■ Records to process
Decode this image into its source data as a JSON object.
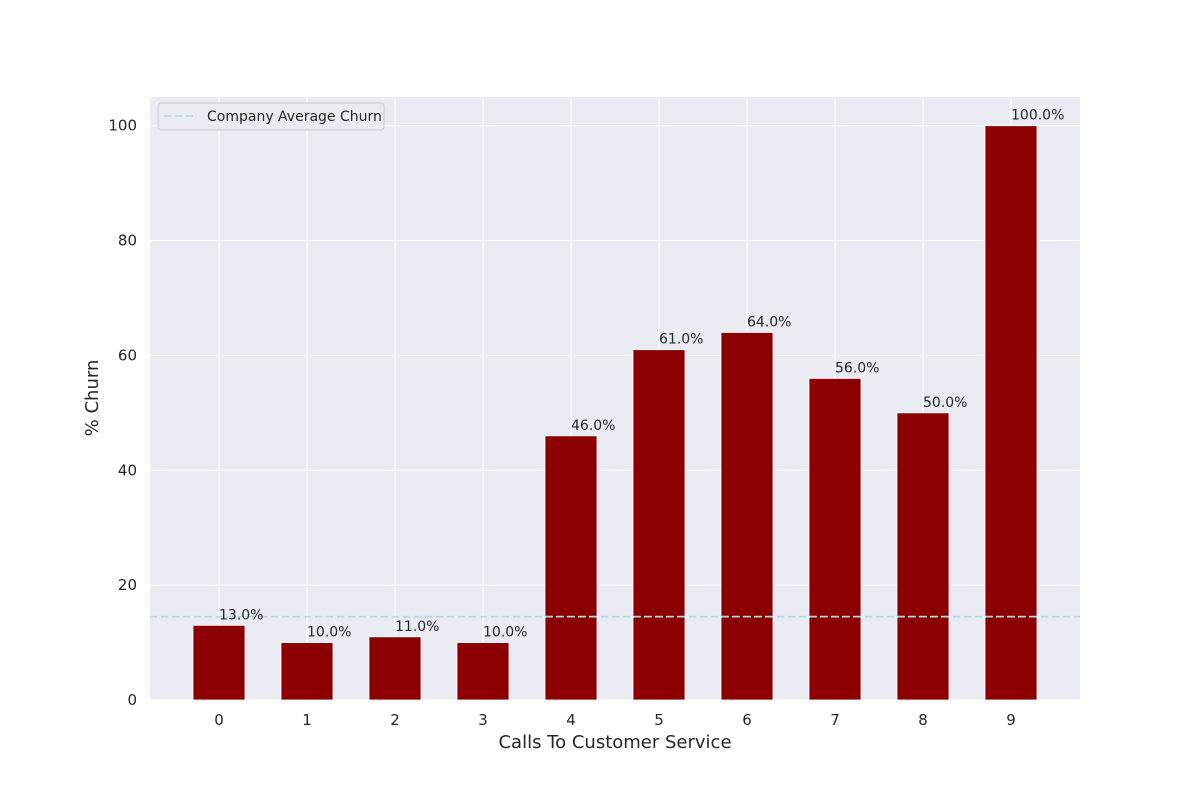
{
  "chart_data": {
    "type": "bar",
    "title": "",
    "xlabel": "Calls To Customer Service",
    "ylabel": "% Churn",
    "categories": [
      "0",
      "1",
      "2",
      "3",
      "4",
      "5",
      "6",
      "7",
      "8",
      "9"
    ],
    "values": [
      13,
      10,
      11,
      10,
      46,
      61,
      64,
      56,
      50,
      100
    ],
    "data_labels": [
      "13.0%",
      "10.0%",
      "11.0%",
      "10.0%",
      "46.0%",
      "61.0%",
      "64.0%",
      "56.0%",
      "50.0%",
      "100.0%"
    ],
    "ylim": [
      0,
      105
    ],
    "yticks": [
      0,
      20,
      40,
      60,
      80,
      100
    ],
    "grid": true,
    "bar_color": "#8b0000",
    "reference_line": {
      "label": "Company Average Churn",
      "value": 14.5,
      "color": "#add8e6",
      "style": "dashed"
    },
    "legend": {
      "placement": "top-left",
      "entries": [
        "Company Average Churn"
      ]
    },
    "background_color": "#eaeaf2"
  }
}
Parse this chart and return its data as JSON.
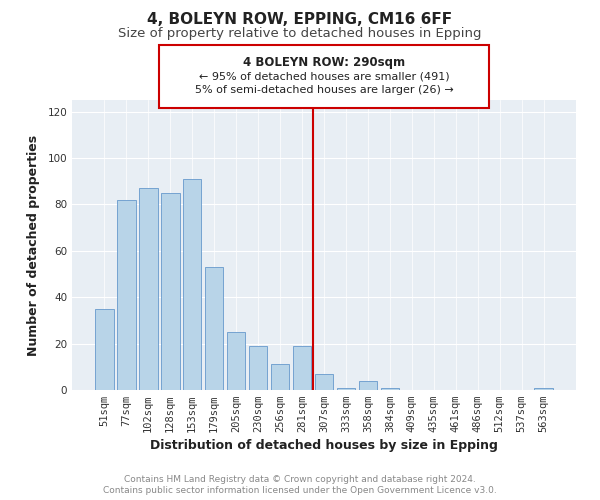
{
  "title": "4, BOLEYN ROW, EPPING, CM16 6FF",
  "subtitle": "Size of property relative to detached houses in Epping",
  "xlabel": "Distribution of detached houses by size in Epping",
  "ylabel": "Number of detached properties",
  "categories": [
    "51sqm",
    "77sqm",
    "102sqm",
    "128sqm",
    "153sqm",
    "179sqm",
    "205sqm",
    "230sqm",
    "256sqm",
    "281sqm",
    "307sqm",
    "333sqm",
    "358sqm",
    "384sqm",
    "409sqm",
    "435sqm",
    "461sqm",
    "486sqm",
    "512sqm",
    "537sqm",
    "563sqm"
  ],
  "values": [
    35,
    82,
    87,
    85,
    91,
    53,
    25,
    19,
    11,
    19,
    7,
    1,
    4,
    1,
    0,
    0,
    0,
    0,
    0,
    0,
    1
  ],
  "bar_color": "#b8d4e8",
  "bar_edge_color": "#6699cc",
  "vline_x_index": 9.5,
  "vline_color": "#cc0000",
  "ylim": [
    0,
    125
  ],
  "yticks": [
    0,
    20,
    40,
    60,
    80,
    100,
    120
  ],
  "annotation_title": "4 BOLEYN ROW: 290sqm",
  "annotation_line1": "← 95% of detached houses are smaller (491)",
  "annotation_line2": "5% of semi-detached houses are larger (26) →",
  "footer_line1": "Contains HM Land Registry data © Crown copyright and database right 2024.",
  "footer_line2": "Contains public sector information licensed under the Open Government Licence v3.0.",
  "background_color": "#ffffff",
  "plot_background_color": "#e8eef4",
  "title_fontsize": 11,
  "subtitle_fontsize": 9.5,
  "axis_label_fontsize": 9,
  "tick_fontsize": 7.5,
  "footer_fontsize": 6.5
}
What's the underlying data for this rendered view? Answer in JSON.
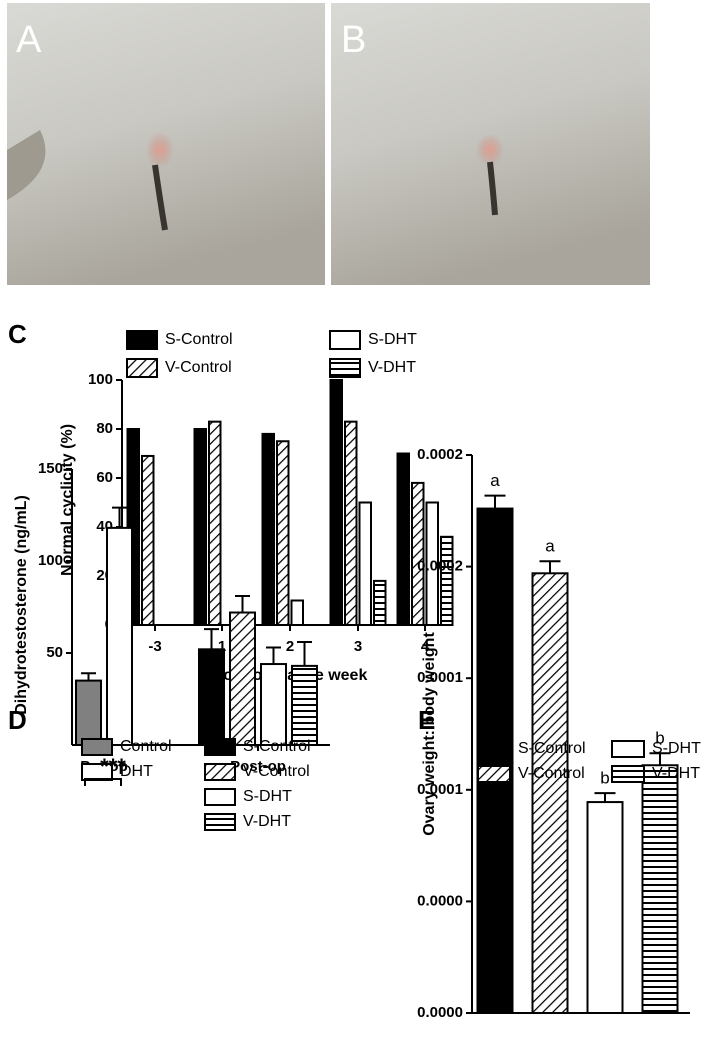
{
  "images": [
    {
      "label": "A"
    },
    {
      "label": "B"
    }
  ],
  "chart_data": [
    {
      "type": "bar",
      "panel": "C",
      "y_label": "Normal cyclicity (%)",
      "x_label": "Post-operative week",
      "categories": [
        "-3",
        "1",
        "2",
        "3",
        "4"
      ],
      "series": [
        {
          "name": "S-Control",
          "color": "#000000",
          "pattern": "solid",
          "values": [
            80,
            80,
            78,
            100,
            70
          ]
        },
        {
          "name": "V-Control",
          "color": "#ffffff",
          "pattern": "diagonal",
          "values": [
            69,
            83,
            75,
            83,
            58
          ]
        },
        {
          "name": "S-DHT",
          "color": "#ffffff",
          "pattern": "solid",
          "values": [
            null,
            null,
            10,
            50,
            50
          ]
        },
        {
          "name": "V-DHT",
          "color": "#ffffff",
          "pattern": "horizontal",
          "values": [
            null,
            null,
            null,
            18,
            36
          ]
        }
      ],
      "ylim": [
        0,
        100
      ],
      "yticks": [
        0,
        20,
        40,
        60,
        80,
        100
      ]
    },
    {
      "type": "bar",
      "panel": "D",
      "y_label": "Dihydrotestosterone (ng/mL)",
      "annotation": "***",
      "categories": [
        "Pre-op",
        "Post-op"
      ],
      "series": [
        {
          "name": "Control",
          "color": "#808080",
          "pattern": "solid",
          "values": [
            35,
            null
          ],
          "errors": [
            4,
            null
          ]
        },
        {
          "name": "DHT",
          "color": "#ffffff",
          "pattern": "solid",
          "values": [
            118,
            null
          ],
          "errors": [
            11,
            null
          ]
        },
        {
          "name": "S-Control",
          "color": "#000000",
          "pattern": "solid",
          "values": [
            null,
            52
          ],
          "errors": [
            null,
            11
          ]
        },
        {
          "name": "V-Control",
          "color": "#ffffff",
          "pattern": "diagonal",
          "values": [
            null,
            72
          ],
          "errors": [
            null,
            9
          ]
        },
        {
          "name": "S-DHT",
          "color": "#ffffff",
          "pattern": "solid",
          "values": [
            null,
            44
          ],
          "errors": [
            null,
            9
          ]
        },
        {
          "name": "V-DHT",
          "color": "#ffffff",
          "pattern": "horizontal",
          "values": [
            null,
            43
          ],
          "errors": [
            null,
            13
          ]
        }
      ],
      "ylim": [
        0,
        150
      ],
      "yticks": [
        50,
        100,
        150
      ]
    },
    {
      "type": "bar",
      "panel": "E",
      "y_label": "Ovary weight: body weight",
      "series": [
        {
          "name": "S-Control",
          "color": "#000000",
          "pattern": "solid",
          "values": [
            0.000226
          ],
          "errors": [
            5.8e-06
          ],
          "labels": [
            "a"
          ]
        },
        {
          "name": "V-Control",
          "color": "#ffffff",
          "pattern": "diagonal",
          "values": [
            0.000197
          ],
          "errors": [
            5.4e-06
          ],
          "labels": [
            "a"
          ]
        },
        {
          "name": "S-DHT",
          "color": "#ffffff",
          "pattern": "solid",
          "values": [
            9.45e-05
          ],
          "errors": [
            4e-06
          ],
          "labels": [
            "b"
          ]
        },
        {
          "name": "V-DHT",
          "color": "#ffffff",
          "pattern": "horizontal",
          "values": [
            0.000111
          ],
          "errors": [
            5.4e-06
          ],
          "labels": [
            "b"
          ]
        }
      ],
      "ylim": [
        0,
        0.00025
      ],
      "yticks": [
        {
          "value": 0,
          "label": "0.0000"
        },
        {
          "value": 5e-05,
          "label": "0.0000"
        },
        {
          "value": 0.0001,
          "label": "0.0001"
        },
        {
          "value": 0.00015,
          "label": "0.0001"
        },
        {
          "value": 0.0002,
          "label": "0.0002"
        },
        {
          "value": 0.00025,
          "label": "0.0002"
        }
      ]
    }
  ]
}
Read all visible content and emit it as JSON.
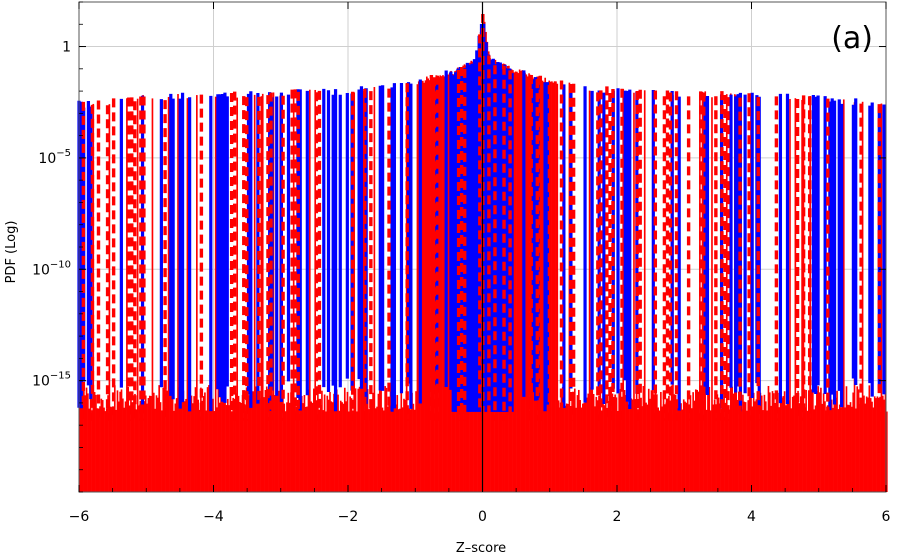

■ Given task
Only the number is wanted: how many lines of the material contain the word "categories"?

■ Result of this exercise
4